- [Given instruction] Determine which lines of the records include the word "Settings", and copy them.
Start Records provided
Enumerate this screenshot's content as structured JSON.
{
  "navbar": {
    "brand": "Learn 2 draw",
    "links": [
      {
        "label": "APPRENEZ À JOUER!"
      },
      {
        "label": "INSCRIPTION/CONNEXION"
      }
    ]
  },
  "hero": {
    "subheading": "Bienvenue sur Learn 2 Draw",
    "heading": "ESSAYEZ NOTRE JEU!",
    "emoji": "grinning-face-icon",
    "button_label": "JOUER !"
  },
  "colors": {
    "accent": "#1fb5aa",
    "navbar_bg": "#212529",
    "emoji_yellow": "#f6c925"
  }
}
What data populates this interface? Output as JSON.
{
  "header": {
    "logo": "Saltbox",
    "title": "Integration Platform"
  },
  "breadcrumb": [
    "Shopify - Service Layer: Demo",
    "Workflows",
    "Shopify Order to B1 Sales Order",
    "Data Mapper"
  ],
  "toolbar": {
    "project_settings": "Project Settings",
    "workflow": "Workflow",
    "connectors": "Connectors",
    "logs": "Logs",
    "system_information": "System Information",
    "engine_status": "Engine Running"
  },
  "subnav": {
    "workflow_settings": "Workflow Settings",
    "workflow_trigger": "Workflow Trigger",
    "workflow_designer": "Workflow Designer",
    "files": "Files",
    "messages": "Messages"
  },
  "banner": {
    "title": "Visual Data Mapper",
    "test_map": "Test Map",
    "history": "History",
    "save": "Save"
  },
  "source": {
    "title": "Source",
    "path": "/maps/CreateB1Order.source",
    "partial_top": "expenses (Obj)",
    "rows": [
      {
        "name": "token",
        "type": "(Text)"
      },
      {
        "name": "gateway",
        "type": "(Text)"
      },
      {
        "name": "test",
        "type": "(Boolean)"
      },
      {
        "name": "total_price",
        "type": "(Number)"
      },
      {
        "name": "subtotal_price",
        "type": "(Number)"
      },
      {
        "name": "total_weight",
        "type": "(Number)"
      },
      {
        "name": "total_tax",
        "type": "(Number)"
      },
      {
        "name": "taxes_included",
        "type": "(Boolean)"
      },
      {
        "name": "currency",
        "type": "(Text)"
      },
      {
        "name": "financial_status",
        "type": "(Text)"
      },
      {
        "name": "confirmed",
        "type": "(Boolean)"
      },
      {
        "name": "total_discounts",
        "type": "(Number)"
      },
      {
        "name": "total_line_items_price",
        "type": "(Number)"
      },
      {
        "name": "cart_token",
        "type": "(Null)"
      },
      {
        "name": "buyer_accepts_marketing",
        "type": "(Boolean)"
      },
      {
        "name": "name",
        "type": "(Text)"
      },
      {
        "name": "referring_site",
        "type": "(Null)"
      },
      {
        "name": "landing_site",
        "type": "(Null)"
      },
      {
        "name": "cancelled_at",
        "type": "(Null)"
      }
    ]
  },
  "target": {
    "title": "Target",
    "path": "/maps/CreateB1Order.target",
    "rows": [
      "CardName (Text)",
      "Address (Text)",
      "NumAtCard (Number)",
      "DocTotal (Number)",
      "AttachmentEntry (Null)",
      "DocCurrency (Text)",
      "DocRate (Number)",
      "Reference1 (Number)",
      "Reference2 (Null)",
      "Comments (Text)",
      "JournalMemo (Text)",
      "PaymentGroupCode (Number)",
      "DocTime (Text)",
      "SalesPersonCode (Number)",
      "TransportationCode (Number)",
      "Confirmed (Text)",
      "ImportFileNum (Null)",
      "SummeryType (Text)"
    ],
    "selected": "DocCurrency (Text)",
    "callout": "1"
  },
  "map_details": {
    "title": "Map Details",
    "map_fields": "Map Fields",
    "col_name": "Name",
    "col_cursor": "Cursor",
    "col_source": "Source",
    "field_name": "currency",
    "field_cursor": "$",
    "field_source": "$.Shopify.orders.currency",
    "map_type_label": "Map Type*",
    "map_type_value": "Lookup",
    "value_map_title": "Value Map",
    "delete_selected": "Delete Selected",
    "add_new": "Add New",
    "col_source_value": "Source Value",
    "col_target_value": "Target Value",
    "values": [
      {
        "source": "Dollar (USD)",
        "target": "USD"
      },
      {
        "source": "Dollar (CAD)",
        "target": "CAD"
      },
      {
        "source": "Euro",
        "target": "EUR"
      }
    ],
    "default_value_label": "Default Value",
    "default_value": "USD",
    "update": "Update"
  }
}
End Records provided
- [Result of the task]
    "project_settings": "Project Settings",
    "workflow_settings": "Workflow Settings",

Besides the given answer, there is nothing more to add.